EXERCISE OBJECTIVE »
Please give the entries again in full and exactly, without any picture.
---------------
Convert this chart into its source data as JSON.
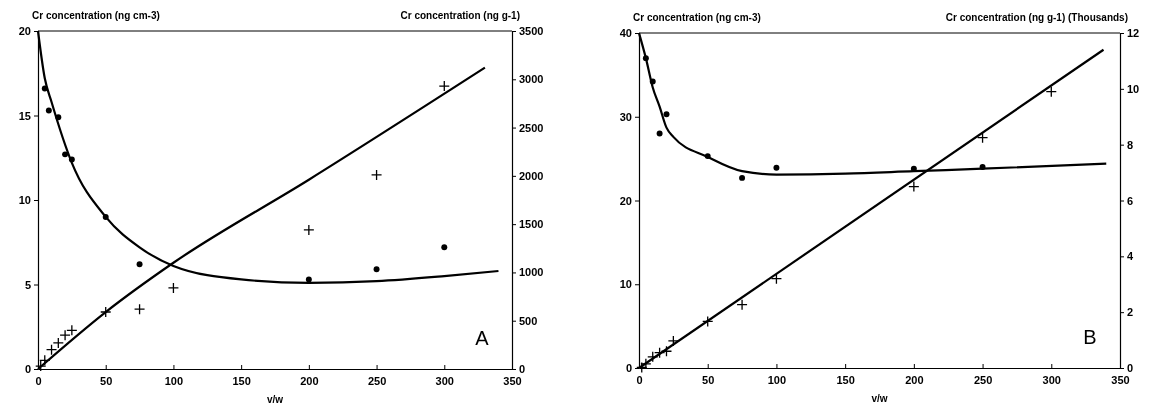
{
  "chart_data": [
    {
      "type": "scatter",
      "xlabel": "v/w",
      "ylabel": "Cr concentration (ng cm-3)",
      "y2label": "Cr concentration (ng g-1)",
      "annotations": [
        "A"
      ],
      "xlim": [
        0,
        350
      ],
      "xticks": [
        0,
        50,
        100,
        150,
        200,
        250,
        300,
        350
      ],
      "ylim": [
        0,
        20
      ],
      "yticks": [
        0,
        5,
        10,
        15,
        20
      ],
      "y2lim": [
        0,
        3500
      ],
      "y2ticks": [
        0,
        500,
        1000,
        1500,
        2000,
        2500,
        3000,
        3500
      ],
      "series": [
        {
          "type": "scatter",
          "marker": "circle",
          "color": "#000000",
          "x": [
            5,
            8,
            15,
            20,
            25,
            50,
            75,
            100,
            200,
            250,
            300
          ],
          "values": [
            16.6,
            15.3,
            14.9,
            12.7,
            12.4,
            9.0,
            6.2,
            null,
            5.3,
            5.9,
            7.2
          ]
        },
        {
          "type": "line",
          "color": "#000000",
          "x": [
            0,
            5,
            10,
            25,
            50,
            75,
            100,
            150,
            200,
            250,
            300,
            340
          ],
          "values": [
            20,
            17.2,
            15.8,
            12.2,
            9.0,
            7.2,
            6.1,
            5.3,
            5.1,
            5.2,
            5.5,
            5.8
          ]
        },
        {
          "type": "scatter",
          "marker": "cross",
          "axis": "y2",
          "color": "#000000",
          "x": [
            2,
            5,
            10,
            15,
            20,
            25,
            50,
            75,
            100,
            200,
            250,
            300
          ],
          "values": [
            30,
            90,
            200,
            270,
            350,
            400,
            590,
            620,
            840,
            1440,
            2010,
            2930
          ]
        },
        {
          "type": "line",
          "axis": "y2",
          "color": "#000000",
          "x": [
            0,
            50,
            100,
            200,
            330
          ],
          "values": [
            0,
            590,
            1100,
            1960,
            3120
          ]
        }
      ]
    },
    {
      "type": "scatter",
      "xlabel": "v/w",
      "ylabel": "Cr concentration (ng cm-3)",
      "y2label": "Cr concentration (ng g-1) (Thousands)",
      "annotations": [
        "B"
      ],
      "xlim": [
        0,
        350
      ],
      "xticks": [
        0,
        50,
        100,
        150,
        200,
        250,
        300,
        350
      ],
      "ylim": [
        0,
        40
      ],
      "yticks": [
        0,
        10,
        20,
        30,
        40
      ],
      "y2lim": [
        0,
        12
      ],
      "y2ticks": [
        0,
        2,
        4,
        6,
        8,
        10,
        12
      ],
      "series": [
        {
          "type": "scatter",
          "marker": "circle",
          "color": "#000000",
          "x": [
            5,
            10,
            15,
            20,
            50,
            75,
            100,
            200,
            250
          ],
          "values": [
            37.0,
            34.2,
            28.0,
            30.3,
            25.3,
            22.7,
            23.9,
            23.8,
            24.0
          ]
        },
        {
          "type": "line",
          "color": "#000000",
          "x": [
            0,
            5,
            10,
            15,
            20,
            25,
            50,
            75,
            100,
            150,
            200,
            250,
            340
          ],
          "values": [
            40,
            37,
            33.5,
            31.2,
            28.7,
            27.6,
            25.2,
            23.5,
            23.1,
            23.2,
            23.5,
            23.8,
            24.4
          ]
        },
        {
          "type": "scatter",
          "marker": "cross",
          "axis": "y2",
          "color": "#000000",
          "x": [
            2,
            5,
            10,
            15,
            20,
            25,
            50,
            75,
            100,
            200,
            250,
            300
          ],
          "values": [
            0.02,
            0.15,
            0.4,
            0.55,
            0.6,
            0.97,
            1.67,
            2.27,
            3.2,
            6.5,
            8.25,
            9.9
          ]
        },
        {
          "type": "line",
          "axis": "y2",
          "color": "#000000",
          "x": [
            0,
            338
          ],
          "values": [
            0,
            11.4
          ]
        }
      ]
    }
  ]
}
---------------
ANSWER TO THIS EXERCISE »
Convert this chart into its source data as JSON.
{
  "chart_data": [
    {
      "type": "scatter",
      "xlabel": "v/w",
      "ylabel": "Cr concentration (ng cm-3)",
      "y2label": "Cr concentration (ng g-1)",
      "annotations": [
        "A"
      ],
      "xlim": [
        0,
        350
      ],
      "xticks": [
        0,
        50,
        100,
        150,
        200,
        250,
        300,
        350
      ],
      "ylim": [
        0,
        20
      ],
      "yticks": [
        0,
        5,
        10,
        15,
        20
      ],
      "y2lim": [
        0,
        3500
      ],
      "y2ticks": [
        0,
        500,
        1000,
        1500,
        2000,
        2500,
        3000,
        3500
      ],
      "series": [
        {
          "type": "scatter",
          "marker": "circle",
          "color": "#000000",
          "x": [
            5,
            8,
            15,
            20,
            25,
            50,
            75,
            100,
            200,
            250,
            300
          ],
          "values": [
            16.6,
            15.3,
            14.9,
            12.7,
            12.4,
            9.0,
            6.2,
            null,
            5.3,
            5.9,
            7.2
          ]
        },
        {
          "type": "line",
          "color": "#000000",
          "x": [
            0,
            5,
            10,
            25,
            50,
            75,
            100,
            150,
            200,
            250,
            300,
            340
          ],
          "values": [
            20,
            17.2,
            15.8,
            12.2,
            9.0,
            7.2,
            6.1,
            5.3,
            5.1,
            5.2,
            5.5,
            5.8
          ]
        },
        {
          "type": "scatter",
          "marker": "cross",
          "axis": "y2",
          "color": "#000000",
          "x": [
            2,
            5,
            10,
            15,
            20,
            25,
            50,
            75,
            100,
            200,
            250,
            300
          ],
          "values": [
            30,
            90,
            200,
            270,
            350,
            400,
            590,
            620,
            840,
            1440,
            2010,
            2930
          ]
        },
        {
          "type": "line",
          "axis": "y2",
          "color": "#000000",
          "x": [
            0,
            50,
            100,
            200,
            330
          ],
          "values": [
            0,
            590,
            1100,
            1960,
            3120
          ]
        }
      ]
    },
    {
      "type": "scatter",
      "xlabel": "v/w",
      "ylabel": "Cr concentration (ng cm-3)",
      "y2label": "Cr concentration (ng g-1) (Thousands)",
      "annotations": [
        "B"
      ],
      "xlim": [
        0,
        350
      ],
      "xticks": [
        0,
        50,
        100,
        150,
        200,
        250,
        300,
        350
      ],
      "ylim": [
        0,
        40
      ],
      "yticks": [
        0,
        10,
        20,
        30,
        40
      ],
      "y2lim": [
        0,
        12
      ],
      "y2ticks": [
        0,
        2,
        4,
        6,
        8,
        10,
        12
      ],
      "series": [
        {
          "type": "scatter",
          "marker": "circle",
          "color": "#000000",
          "x": [
            5,
            10,
            15,
            20,
            50,
            75,
            100,
            200,
            250
          ],
          "values": [
            37.0,
            34.2,
            28.0,
            30.3,
            25.3,
            22.7,
            23.9,
            23.8,
            24.0
          ]
        },
        {
          "type": "line",
          "color": "#000000",
          "x": [
            0,
            5,
            10,
            15,
            20,
            25,
            50,
            75,
            100,
            150,
            200,
            250,
            340
          ],
          "values": [
            40,
            37,
            33.5,
            31.2,
            28.7,
            27.6,
            25.2,
            23.5,
            23.1,
            23.2,
            23.5,
            23.8,
            24.4
          ]
        },
        {
          "type": "scatter",
          "marker": "cross",
          "axis": "y2",
          "color": "#000000",
          "x": [
            2,
            5,
            10,
            15,
            20,
            25,
            50,
            75,
            100,
            200,
            250,
            300
          ],
          "values": [
            0.02,
            0.15,
            0.4,
            0.55,
            0.6,
            0.97,
            1.67,
            2.27,
            3.2,
            6.5,
            8.25,
            9.9
          ]
        },
        {
          "type": "line",
          "axis": "y2",
          "color": "#000000",
          "x": [
            0,
            338
          ],
          "values": [
            0,
            11.4
          ]
        }
      ]
    }
  ]
}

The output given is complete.